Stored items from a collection
────

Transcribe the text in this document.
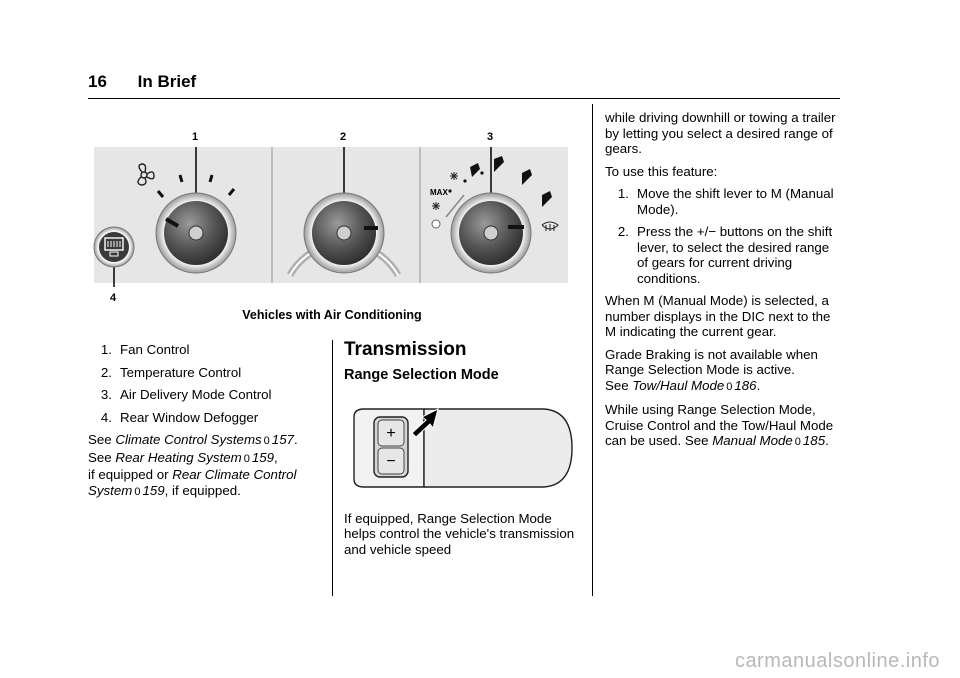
16 In Brief
1	2	3
4
MAX
Vehicles with Air Conditioning
1. Fan Control
2. Temperature Control
3. Air Delivery Mode Control
4. Rear Window Defogger
See Climate Control Systems 0 157.
See Rear Heating System 0 159,
if equipped or Rear Climate Control
System 0 159, if equipped.
Transmission
Range Selection Mode
+
−

If equipped, Range Selection Mode helps control the vehicle's transmission and vehicle speed

while driving downhill or towing a trailer by letting you select a desired range of gears.

To use this feature:

1. Move the shift lever to M (Manual Mode).
2. Press the +/− buttons on the shift lever, to select the desired range of gears for current driving conditions.

When M (Manual Mode) is selected, a number displays in the DIC next to the M indicating the current gear.

Grade Braking is not available when Range Selection Mode is active.
See Tow/Haul Mode 0 186.

While using Range Selection Mode, Cruise Control and the Tow/Haul Mode can be used. See Manual Mode 0 185.

carmanualsonline.info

────

• _Task directions_
Identify all lines in the records above with the word "Haul".

• _The answer_
See Tow/Haul Mode 0 186.
While using Range Selection Mode, Cruise Control and the Tow/Haul Mode can be used. See Manual Mode 0 185.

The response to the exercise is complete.